-- start of TASK MATERIAL --

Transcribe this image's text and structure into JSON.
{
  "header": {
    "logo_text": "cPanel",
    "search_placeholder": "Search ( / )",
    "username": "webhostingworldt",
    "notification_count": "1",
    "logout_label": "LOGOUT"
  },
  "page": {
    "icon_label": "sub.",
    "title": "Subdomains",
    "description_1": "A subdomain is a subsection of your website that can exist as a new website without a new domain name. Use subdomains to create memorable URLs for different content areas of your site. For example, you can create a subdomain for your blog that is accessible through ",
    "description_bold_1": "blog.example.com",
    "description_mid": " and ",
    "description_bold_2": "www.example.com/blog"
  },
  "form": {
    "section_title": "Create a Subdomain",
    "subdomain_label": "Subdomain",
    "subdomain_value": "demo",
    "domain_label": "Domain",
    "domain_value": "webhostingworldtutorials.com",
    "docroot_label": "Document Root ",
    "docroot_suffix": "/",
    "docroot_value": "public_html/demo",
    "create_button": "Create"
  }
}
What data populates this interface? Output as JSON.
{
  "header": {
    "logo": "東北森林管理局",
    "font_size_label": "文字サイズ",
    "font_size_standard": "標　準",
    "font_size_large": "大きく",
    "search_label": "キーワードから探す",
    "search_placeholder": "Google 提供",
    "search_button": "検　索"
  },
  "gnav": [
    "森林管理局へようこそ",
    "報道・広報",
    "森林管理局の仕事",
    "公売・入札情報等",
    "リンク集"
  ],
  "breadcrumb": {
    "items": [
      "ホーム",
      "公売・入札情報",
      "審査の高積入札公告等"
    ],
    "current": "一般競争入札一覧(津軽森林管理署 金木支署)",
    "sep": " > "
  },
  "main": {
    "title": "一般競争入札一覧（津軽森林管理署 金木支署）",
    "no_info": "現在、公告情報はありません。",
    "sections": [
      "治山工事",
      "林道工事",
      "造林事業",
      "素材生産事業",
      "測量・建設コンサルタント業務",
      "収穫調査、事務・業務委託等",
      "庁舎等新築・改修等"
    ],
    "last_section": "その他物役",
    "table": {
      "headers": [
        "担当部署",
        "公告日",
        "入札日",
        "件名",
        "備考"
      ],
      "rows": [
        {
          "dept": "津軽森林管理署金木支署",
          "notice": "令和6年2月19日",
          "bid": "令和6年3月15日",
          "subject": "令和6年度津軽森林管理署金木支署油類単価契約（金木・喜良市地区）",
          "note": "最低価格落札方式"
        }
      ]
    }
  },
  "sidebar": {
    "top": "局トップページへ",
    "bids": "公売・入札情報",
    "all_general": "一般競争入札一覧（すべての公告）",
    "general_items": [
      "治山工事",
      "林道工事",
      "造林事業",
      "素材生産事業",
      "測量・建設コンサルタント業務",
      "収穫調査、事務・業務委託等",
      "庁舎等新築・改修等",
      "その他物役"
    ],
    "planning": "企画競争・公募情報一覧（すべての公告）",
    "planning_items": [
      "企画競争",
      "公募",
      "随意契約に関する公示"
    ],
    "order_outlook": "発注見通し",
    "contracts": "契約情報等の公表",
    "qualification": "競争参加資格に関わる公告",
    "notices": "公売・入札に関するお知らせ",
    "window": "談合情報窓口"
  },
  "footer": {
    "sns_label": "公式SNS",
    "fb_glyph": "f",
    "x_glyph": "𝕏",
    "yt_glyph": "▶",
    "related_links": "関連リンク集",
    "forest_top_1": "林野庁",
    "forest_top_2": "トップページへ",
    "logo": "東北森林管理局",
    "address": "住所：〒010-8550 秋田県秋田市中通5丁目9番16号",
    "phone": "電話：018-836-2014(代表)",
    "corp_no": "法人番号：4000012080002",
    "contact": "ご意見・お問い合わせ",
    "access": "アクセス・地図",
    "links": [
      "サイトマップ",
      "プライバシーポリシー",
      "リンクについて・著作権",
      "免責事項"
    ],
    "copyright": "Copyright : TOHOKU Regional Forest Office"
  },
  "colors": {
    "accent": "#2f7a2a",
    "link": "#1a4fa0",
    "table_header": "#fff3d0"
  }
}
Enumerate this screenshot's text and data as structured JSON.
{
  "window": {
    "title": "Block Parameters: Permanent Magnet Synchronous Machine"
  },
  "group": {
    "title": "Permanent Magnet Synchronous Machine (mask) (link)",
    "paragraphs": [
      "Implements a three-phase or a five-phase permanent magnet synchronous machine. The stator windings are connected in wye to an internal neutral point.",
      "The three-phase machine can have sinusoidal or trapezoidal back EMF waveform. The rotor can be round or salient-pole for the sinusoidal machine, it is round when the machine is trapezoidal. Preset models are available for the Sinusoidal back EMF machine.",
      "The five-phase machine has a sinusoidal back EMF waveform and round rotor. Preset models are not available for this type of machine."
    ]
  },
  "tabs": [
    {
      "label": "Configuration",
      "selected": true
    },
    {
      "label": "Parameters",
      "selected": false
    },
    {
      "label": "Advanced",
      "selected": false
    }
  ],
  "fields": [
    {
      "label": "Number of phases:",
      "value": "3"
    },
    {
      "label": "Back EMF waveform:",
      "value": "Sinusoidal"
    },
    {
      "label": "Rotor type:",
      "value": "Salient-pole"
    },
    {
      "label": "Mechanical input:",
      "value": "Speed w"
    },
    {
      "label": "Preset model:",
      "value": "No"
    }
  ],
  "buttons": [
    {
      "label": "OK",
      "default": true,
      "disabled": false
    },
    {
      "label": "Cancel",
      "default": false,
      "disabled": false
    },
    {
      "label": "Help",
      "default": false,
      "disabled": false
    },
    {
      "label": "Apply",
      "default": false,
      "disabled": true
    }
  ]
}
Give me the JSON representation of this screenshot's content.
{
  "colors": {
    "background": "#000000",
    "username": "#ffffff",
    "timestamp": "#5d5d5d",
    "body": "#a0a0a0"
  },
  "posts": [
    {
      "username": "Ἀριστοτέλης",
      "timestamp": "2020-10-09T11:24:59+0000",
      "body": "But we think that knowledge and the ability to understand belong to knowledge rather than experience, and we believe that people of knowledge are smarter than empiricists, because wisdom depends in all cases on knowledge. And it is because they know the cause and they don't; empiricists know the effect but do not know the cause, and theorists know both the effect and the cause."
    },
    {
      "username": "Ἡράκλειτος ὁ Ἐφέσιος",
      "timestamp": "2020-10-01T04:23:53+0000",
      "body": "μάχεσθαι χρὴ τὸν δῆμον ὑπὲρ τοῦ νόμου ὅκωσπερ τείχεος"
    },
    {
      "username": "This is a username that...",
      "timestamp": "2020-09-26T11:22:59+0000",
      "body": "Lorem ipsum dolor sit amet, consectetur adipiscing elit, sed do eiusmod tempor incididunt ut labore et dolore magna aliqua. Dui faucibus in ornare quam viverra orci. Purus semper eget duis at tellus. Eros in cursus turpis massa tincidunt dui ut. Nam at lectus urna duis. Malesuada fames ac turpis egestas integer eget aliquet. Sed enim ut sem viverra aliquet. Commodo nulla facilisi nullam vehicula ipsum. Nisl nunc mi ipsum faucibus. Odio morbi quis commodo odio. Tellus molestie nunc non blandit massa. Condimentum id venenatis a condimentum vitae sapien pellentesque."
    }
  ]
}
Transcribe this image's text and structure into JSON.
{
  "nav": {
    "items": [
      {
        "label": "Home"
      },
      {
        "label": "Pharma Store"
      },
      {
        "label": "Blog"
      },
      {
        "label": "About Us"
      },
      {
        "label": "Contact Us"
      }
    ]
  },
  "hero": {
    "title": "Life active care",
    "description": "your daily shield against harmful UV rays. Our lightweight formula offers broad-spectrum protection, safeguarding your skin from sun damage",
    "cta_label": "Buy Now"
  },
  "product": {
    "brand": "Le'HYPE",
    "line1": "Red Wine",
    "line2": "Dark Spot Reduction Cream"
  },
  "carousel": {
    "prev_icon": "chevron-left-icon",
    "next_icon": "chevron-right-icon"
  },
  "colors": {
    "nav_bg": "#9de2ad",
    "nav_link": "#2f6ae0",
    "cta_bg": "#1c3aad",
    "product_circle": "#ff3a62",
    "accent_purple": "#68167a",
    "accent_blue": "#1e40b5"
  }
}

-- end of TASK MATERIAL --

#### INSTRUCTION
List every line above that holds the word "your".

#### THE RESULT
    "description_1": "A subdomain is a subsection of your website that can exist as a new website without a new domain name. Use subdomains to create memorable URLs for different content areas of your site. For example, you can create a subdomain for your blog that is accessible through ",
    "description": "your daily shield against harmful UV rays. Our lightweight formula offers broad-spectrum protection, safeguarding your skin from sun damage",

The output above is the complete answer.